> **Given request**: Retype every entry word for word.

> **Dataset rows**:
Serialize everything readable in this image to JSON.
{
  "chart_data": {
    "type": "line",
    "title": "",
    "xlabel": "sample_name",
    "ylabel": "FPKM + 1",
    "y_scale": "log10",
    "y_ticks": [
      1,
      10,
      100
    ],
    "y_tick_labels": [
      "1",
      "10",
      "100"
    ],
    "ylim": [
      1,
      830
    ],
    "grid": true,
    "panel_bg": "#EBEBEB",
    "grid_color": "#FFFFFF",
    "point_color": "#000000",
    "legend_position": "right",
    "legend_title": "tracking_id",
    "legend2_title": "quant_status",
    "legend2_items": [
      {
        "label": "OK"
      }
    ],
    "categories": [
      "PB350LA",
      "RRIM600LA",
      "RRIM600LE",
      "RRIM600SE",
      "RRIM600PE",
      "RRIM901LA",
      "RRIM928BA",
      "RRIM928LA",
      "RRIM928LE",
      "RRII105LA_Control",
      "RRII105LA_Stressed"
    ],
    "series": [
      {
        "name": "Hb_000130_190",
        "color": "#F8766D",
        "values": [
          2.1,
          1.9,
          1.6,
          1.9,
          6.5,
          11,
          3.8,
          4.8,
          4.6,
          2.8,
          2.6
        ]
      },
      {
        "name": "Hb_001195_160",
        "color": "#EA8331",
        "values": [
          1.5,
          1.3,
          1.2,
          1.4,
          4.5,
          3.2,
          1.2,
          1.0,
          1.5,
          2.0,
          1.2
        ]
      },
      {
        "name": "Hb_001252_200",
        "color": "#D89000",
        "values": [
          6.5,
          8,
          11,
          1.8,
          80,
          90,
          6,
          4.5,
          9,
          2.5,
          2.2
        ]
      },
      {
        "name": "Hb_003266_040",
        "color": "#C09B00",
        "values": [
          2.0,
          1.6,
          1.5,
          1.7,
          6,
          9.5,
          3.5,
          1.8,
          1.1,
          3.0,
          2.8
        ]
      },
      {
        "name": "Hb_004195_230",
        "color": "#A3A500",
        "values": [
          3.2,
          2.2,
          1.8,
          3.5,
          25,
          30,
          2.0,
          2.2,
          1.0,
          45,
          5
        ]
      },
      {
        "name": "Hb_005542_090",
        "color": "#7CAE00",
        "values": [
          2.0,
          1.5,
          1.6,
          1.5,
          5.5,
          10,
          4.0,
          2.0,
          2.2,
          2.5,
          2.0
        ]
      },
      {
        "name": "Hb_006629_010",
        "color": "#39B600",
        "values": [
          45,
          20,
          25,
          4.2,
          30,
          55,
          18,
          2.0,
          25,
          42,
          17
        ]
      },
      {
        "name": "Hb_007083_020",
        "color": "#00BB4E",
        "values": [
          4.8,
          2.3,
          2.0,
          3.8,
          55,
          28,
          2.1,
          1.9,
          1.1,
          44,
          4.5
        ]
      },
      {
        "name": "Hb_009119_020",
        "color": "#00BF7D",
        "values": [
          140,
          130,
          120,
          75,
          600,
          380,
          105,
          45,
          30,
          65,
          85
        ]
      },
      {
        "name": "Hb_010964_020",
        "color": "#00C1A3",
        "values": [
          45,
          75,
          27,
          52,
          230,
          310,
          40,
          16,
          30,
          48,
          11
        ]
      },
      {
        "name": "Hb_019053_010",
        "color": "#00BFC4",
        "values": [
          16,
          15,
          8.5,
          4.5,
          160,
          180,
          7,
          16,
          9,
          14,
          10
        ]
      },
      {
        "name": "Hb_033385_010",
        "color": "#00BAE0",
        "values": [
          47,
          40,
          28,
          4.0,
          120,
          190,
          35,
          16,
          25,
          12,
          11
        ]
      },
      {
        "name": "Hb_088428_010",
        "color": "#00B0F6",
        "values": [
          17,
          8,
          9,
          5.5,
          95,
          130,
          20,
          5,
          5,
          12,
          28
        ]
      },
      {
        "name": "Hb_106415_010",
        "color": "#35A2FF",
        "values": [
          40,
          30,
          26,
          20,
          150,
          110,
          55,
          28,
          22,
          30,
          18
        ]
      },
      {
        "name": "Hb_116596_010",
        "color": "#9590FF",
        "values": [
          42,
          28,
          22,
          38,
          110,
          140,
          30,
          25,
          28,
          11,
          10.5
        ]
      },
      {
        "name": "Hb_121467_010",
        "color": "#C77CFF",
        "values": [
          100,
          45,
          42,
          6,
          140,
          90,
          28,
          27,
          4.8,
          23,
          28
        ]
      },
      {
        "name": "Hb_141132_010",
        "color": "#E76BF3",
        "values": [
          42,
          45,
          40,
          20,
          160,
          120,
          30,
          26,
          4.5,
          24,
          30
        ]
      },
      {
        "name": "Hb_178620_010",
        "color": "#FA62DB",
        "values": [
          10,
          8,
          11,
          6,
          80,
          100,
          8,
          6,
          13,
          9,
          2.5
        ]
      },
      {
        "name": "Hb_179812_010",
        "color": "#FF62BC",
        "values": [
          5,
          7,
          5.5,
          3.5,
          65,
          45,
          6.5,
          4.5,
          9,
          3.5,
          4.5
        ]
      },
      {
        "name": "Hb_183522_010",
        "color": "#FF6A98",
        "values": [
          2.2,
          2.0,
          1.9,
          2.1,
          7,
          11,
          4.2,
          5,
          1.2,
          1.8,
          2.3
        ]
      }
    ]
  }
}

> **Exercise solution**:
Serialize everything readable in this image to JSON.
{
  "chart_data": {
    "type": "line",
    "title": "",
    "xlabel": "sample_name",
    "ylabel": "FPKM + 1",
    "y_scale": "log10",
    "y_ticks": [
      1,
      10,
      100
    ],
    "y_tick_labels": [
      "1",
      "10",
      "100"
    ],
    "ylim": [
      1,
      830
    ],
    "grid": true,
    "panel_bg": "#EBEBEB",
    "grid_color": "#FFFFFF",
    "point_color": "#000000",
    "legend_position": "right",
    "legend_title": "tracking_id",
    "legend2_title": "quant_status",
    "legend2_items": [
      {
        "label": "OK"
      }
    ],
    "categories": [
      "PB350LA",
      "RRIM600LA",
      "RRIM600LE",
      "RRIM600SE",
      "RRIM600PE",
      "RRIM901LA",
      "RRIM928BA",
      "RRIM928LA",
      "RRIM928LE",
      "RRII105LA_Control",
      "RRII105LA_Stressed"
    ],
    "series": [
      {
        "name": "Hb_000130_190",
        "color": "#F8766D",
        "values": [
          2.1,
          1.9,
          1.6,
          1.9,
          6.5,
          11,
          3.8,
          4.8,
          4.6,
          2.8,
          2.6
        ]
      },
      {
        "name": "Hb_001195_160",
        "color": "#EA8331",
        "values": [
          1.5,
          1.3,
          1.2,
          1.4,
          4.5,
          3.2,
          1.2,
          1.0,
          1.5,
          2.0,
          1.2
        ]
      },
      {
        "name": "Hb_001252_200",
        "color": "#D89000",
        "values": [
          6.5,
          8,
          11,
          1.8,
          80,
          90,
          6,
          4.5,
          9,
          2.5,
          2.2
        ]
      },
      {
        "name": "Hb_003266_040",
        "color": "#C09B00",
        "values": [
          2.0,
          1.6,
          1.5,
          1.7,
          6,
          9.5,
          3.5,
          1.8,
          1.1,
          3.0,
          2.8
        ]
      },
      {
        "name": "Hb_004195_230",
        "color": "#A3A500",
        "values": [
          3.2,
          2.2,
          1.8,
          3.5,
          25,
          30,
          2.0,
          2.2,
          1.0,
          45,
          5
        ]
      },
      {
        "name": "Hb_005542_090",
        "color": "#7CAE00",
        "values": [
          2.0,
          1.5,
          1.6,
          1.5,
          5.5,
          10,
          4.0,
          2.0,
          2.2,
          2.5,
          2.0
        ]
      },
      {
        "name": "Hb_006629_010",
        "color": "#39B600",
        "values": [
          45,
          20,
          25,
          4.2,
          30,
          55,
          18,
          2.0,
          25,
          42,
          17
        ]
      },
      {
        "name": "Hb_007083_020",
        "color": "#00BB4E",
        "values": [
          4.8,
          2.3,
          2.0,
          3.8,
          55,
          28,
          2.1,
          1.9,
          1.1,
          44,
          4.5
        ]
      },
      {
        "name": "Hb_009119_020",
        "color": "#00BF7D",
        "values": [
          140,
          130,
          120,
          75,
          600,
          380,
          105,
          45,
          30,
          65,
          85
        ]
      },
      {
        "name": "Hb_010964_020",
        "color": "#00C1A3",
        "values": [
          45,
          75,
          27,
          52,
          230,
          310,
          40,
          16,
          30,
          48,
          11
        ]
      },
      {
        "name": "Hb_019053_010",
        "color": "#00BFC4",
        "values": [
          16,
          15,
          8.5,
          4.5,
          160,
          180,
          7,
          16,
          9,
          14,
          10
        ]
      },
      {
        "name": "Hb_033385_010",
        "color": "#00BAE0",
        "values": [
          47,
          40,
          28,
          4.0,
          120,
          190,
          35,
          16,
          25,
          12,
          11
        ]
      },
      {
        "name": "Hb_088428_010",
        "color": "#00B0F6",
        "values": [
          17,
          8,
          9,
          5.5,
          95,
          130,
          20,
          5,
          5,
          12,
          28
        ]
      },
      {
        "name": "Hb_106415_010",
        "color": "#35A2FF",
        "values": [
          40,
          30,
          26,
          20,
          150,
          110,
          55,
          28,
          22,
          30,
          18
        ]
      },
      {
        "name": "Hb_116596_010",
        "color": "#9590FF",
        "values": [
          42,
          28,
          22,
          38,
          110,
          140,
          30,
          25,
          28,
          11,
          10.5
        ]
      },
      {
        "name": "Hb_121467_010",
        "color": "#C77CFF",
        "values": [
          100,
          45,
          42,
          6,
          140,
          90,
          28,
          27,
          4.8,
          23,
          28
        ]
      },
      {
        "name": "Hb_141132_010",
        "color": "#E76BF3",
        "values": [
          42,
          45,
          40,
          20,
          160,
          120,
          30,
          26,
          4.5,
          24,
          30
        ]
      },
      {
        "name": "Hb_178620_010",
        "color": "#FA62DB",
        "values": [
          10,
          8,
          11,
          6,
          80,
          100,
          8,
          6,
          13,
          9,
          2.5
        ]
      },
      {
        "name": "Hb_179812_010",
        "color": "#FF62BC",
        "values": [
          5,
          7,
          5.5,
          3.5,
          65,
          45,
          6.5,
          4.5,
          9,
          3.5,
          4.5
        ]
      },
      {
        "name": "Hb_183522_010",
        "color": "#FF6A98",
        "values": [
          2.2,
          2.0,
          1.9,
          2.1,
          7,
          11,
          4.2,
          5,
          1.2,
          1.8,
          2.3
        ]
      }
    ]
  }
}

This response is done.